*DIRECTIVE:*
Extract the full listing verbatim and drop any pictures from your copy.

=-=-=-=-=

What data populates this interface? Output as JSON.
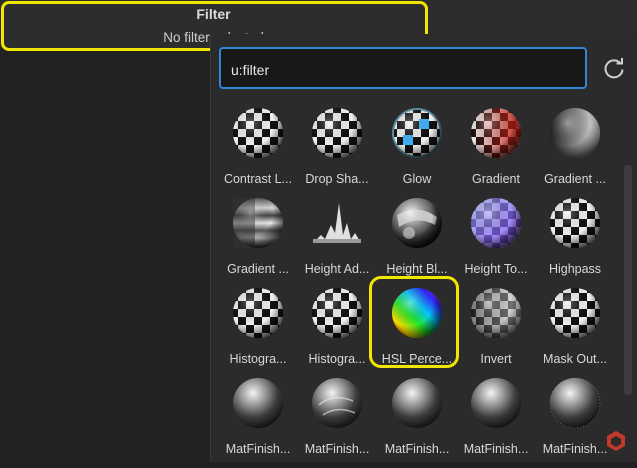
{
  "header": {
    "title": "Filter",
    "subtitle": "No filter selected"
  },
  "search": {
    "value": "u:filter"
  },
  "colors": {
    "highlight": "#f2e600",
    "accent": "#2f86d6",
    "badge": "#c0392b"
  },
  "filters": [
    {
      "label": "Contrast L...",
      "icon": "checker-sphere"
    },
    {
      "label": "Drop Sha...",
      "icon": "checker-sphere"
    },
    {
      "label": "Glow",
      "icon": "checker-glow-sphere"
    },
    {
      "label": "Gradient",
      "icon": "red-gradient-sphere"
    },
    {
      "label": "Gradient ...",
      "icon": "grey-gradient-sphere"
    },
    {
      "label": "Gradient ...",
      "icon": "striped-sphere"
    },
    {
      "label": "Height Ad...",
      "icon": "height-peaks"
    },
    {
      "label": "Height Bl...",
      "icon": "chrome-ball"
    },
    {
      "label": "Height To...",
      "icon": "normal-checker-sphere"
    },
    {
      "label": "Highpass",
      "icon": "checker-sphere"
    },
    {
      "label": "Histogra...",
      "icon": "checker-sphere"
    },
    {
      "label": "Histogra...",
      "icon": "checker-sphere"
    },
    {
      "label": "HSL Perce...",
      "icon": "hue-sphere"
    },
    {
      "label": "Invert",
      "icon": "inverted-sphere"
    },
    {
      "label": "Mask Out...",
      "icon": "checker-sphere"
    },
    {
      "label": "MatFinish...",
      "icon": "metal-sphere"
    },
    {
      "label": "MatFinish...",
      "icon": "scratched-metal-sphere"
    },
    {
      "label": "MatFinish...",
      "icon": "metal-sphere"
    },
    {
      "label": "MatFinish...",
      "icon": "metal-sphere"
    },
    {
      "label": "MatFinish...",
      "icon": "brushed-metal-sphere"
    }
  ]
}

=-=-=-=-=

*EXERCISE RESPONSE:*
What data populates this interface? Output as JSON.
{
  "header": {
    "title": "Filter",
    "subtitle": "No filter selected"
  },
  "search": {
    "value": "u:filter"
  },
  "colors": {
    "highlight": "#f2e600",
    "accent": "#2f86d6",
    "badge": "#c0392b"
  },
  "filters": [
    {
      "label": "Contrast L...",
      "icon": "checker-sphere"
    },
    {
      "label": "Drop Sha...",
      "icon": "checker-sphere"
    },
    {
      "label": "Glow",
      "icon": "checker-glow-sphere"
    },
    {
      "label": "Gradient",
      "icon": "red-gradient-sphere"
    },
    {
      "label": "Gradient ...",
      "icon": "grey-gradient-sphere"
    },
    {
      "label": "Gradient ...",
      "icon": "striped-sphere"
    },
    {
      "label": "Height Ad...",
      "icon": "height-peaks"
    },
    {
      "label": "Height Bl...",
      "icon": "chrome-ball"
    },
    {
      "label": "Height To...",
      "icon": "normal-checker-sphere"
    },
    {
      "label": "Highpass",
      "icon": "checker-sphere"
    },
    {
      "label": "Histogra...",
      "icon": "checker-sphere"
    },
    {
      "label": "Histogra...",
      "icon": "checker-sphere"
    },
    {
      "label": "HSL Perce...",
      "icon": "hue-sphere"
    },
    {
      "label": "Invert",
      "icon": "inverted-sphere"
    },
    {
      "label": "Mask Out...",
      "icon": "checker-sphere"
    },
    {
      "label": "MatFinish...",
      "icon": "metal-sphere"
    },
    {
      "label": "MatFinish...",
      "icon": "scratched-metal-sphere"
    },
    {
      "label": "MatFinish...",
      "icon": "metal-sphere"
    },
    {
      "label": "MatFinish...",
      "icon": "metal-sphere"
    },
    {
      "label": "MatFinish...",
      "icon": "brushed-metal-sphere"
    }
  ]
}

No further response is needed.